## BEGIN PROVIDED RECORDS

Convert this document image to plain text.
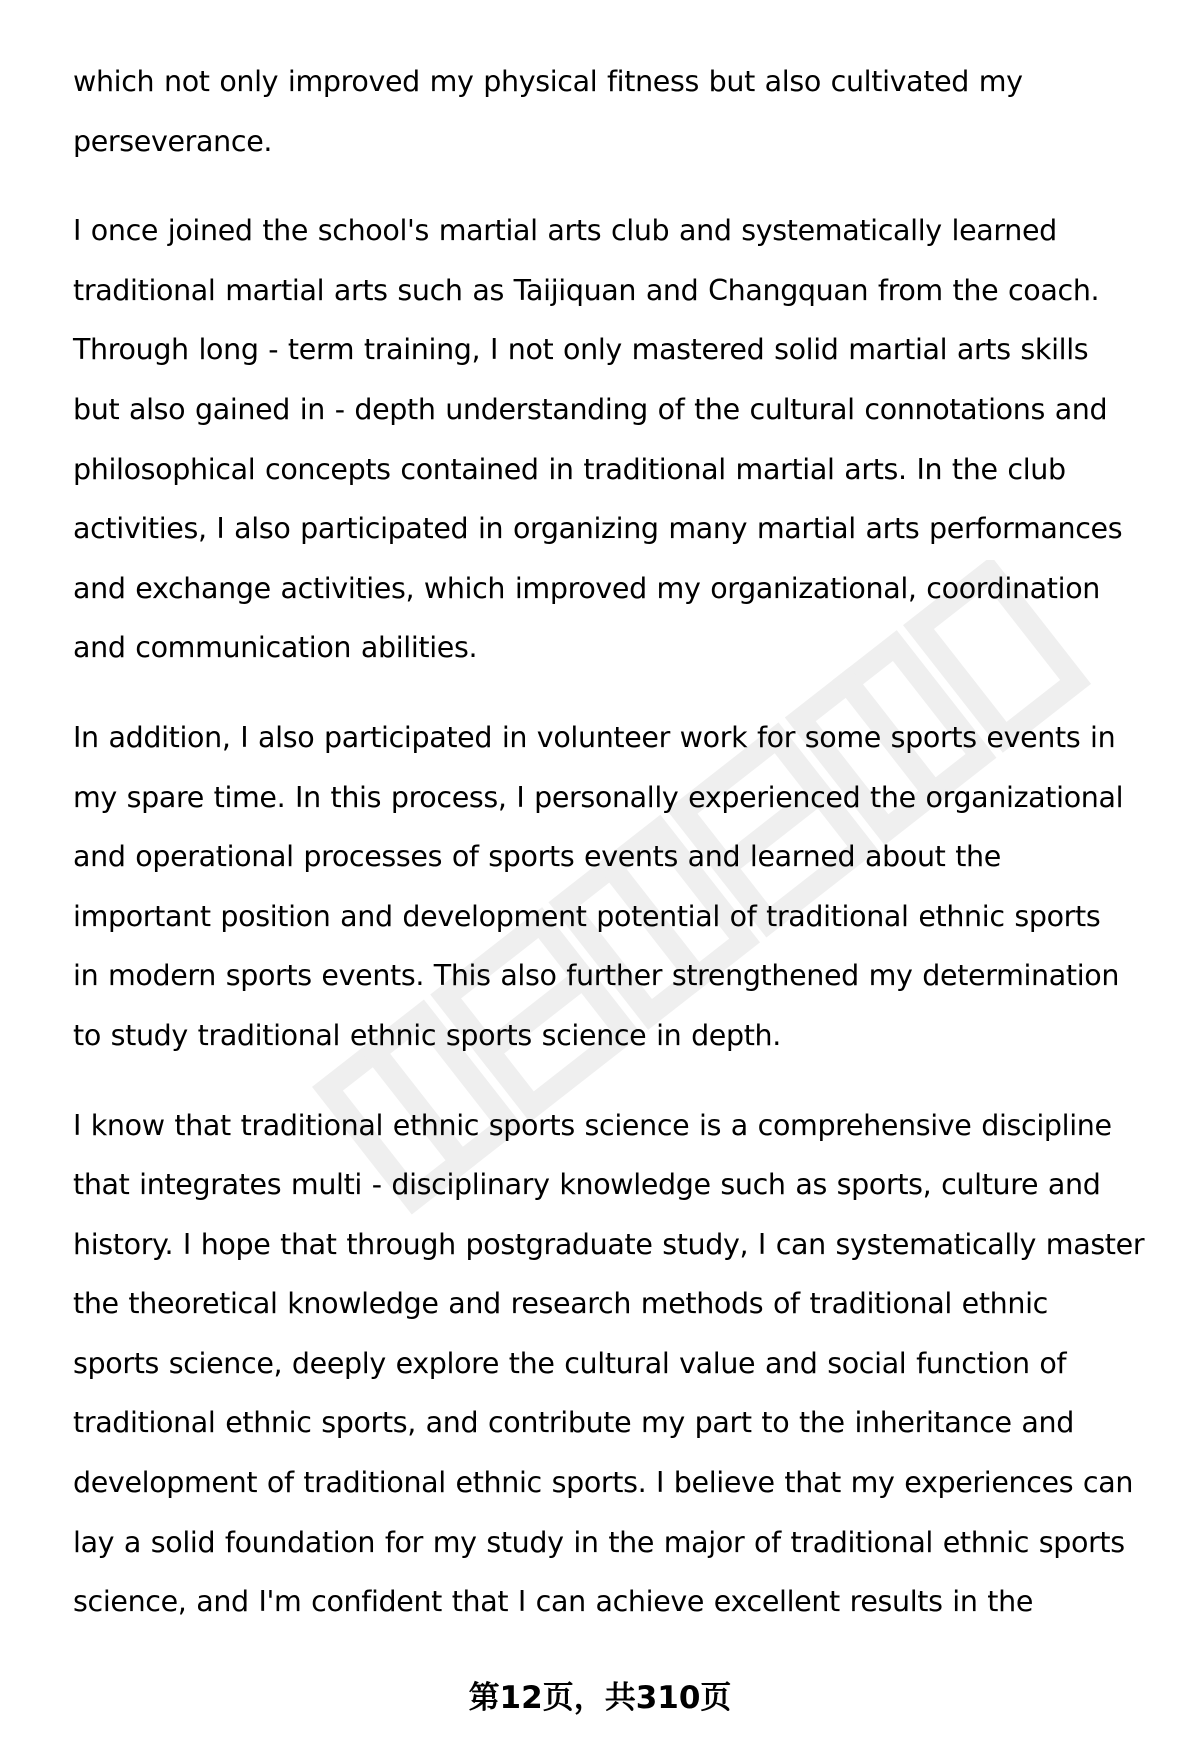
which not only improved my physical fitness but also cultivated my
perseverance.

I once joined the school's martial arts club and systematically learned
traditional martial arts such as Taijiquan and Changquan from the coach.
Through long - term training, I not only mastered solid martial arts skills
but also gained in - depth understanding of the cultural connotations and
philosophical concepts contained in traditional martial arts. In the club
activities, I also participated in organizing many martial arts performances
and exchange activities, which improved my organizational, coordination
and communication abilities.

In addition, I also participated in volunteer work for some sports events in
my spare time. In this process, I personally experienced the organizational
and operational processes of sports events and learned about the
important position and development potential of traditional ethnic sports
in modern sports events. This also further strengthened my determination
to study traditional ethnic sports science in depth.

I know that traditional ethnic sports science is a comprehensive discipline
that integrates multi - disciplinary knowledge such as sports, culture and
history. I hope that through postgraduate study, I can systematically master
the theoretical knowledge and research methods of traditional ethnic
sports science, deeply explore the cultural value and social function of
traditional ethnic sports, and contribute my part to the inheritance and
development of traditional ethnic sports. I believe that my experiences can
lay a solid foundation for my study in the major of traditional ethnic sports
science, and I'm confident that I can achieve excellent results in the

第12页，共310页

## END PROVIDED RECORDS

▶ **DO THIS**
Copy each line that contains the word "knowledge".

▶ **SOLUTION TO THE PROBLEM**
that integrates multi - disciplinary knowledge such as sports, culture and
the theoretical knowledge and research methods of traditional ethnic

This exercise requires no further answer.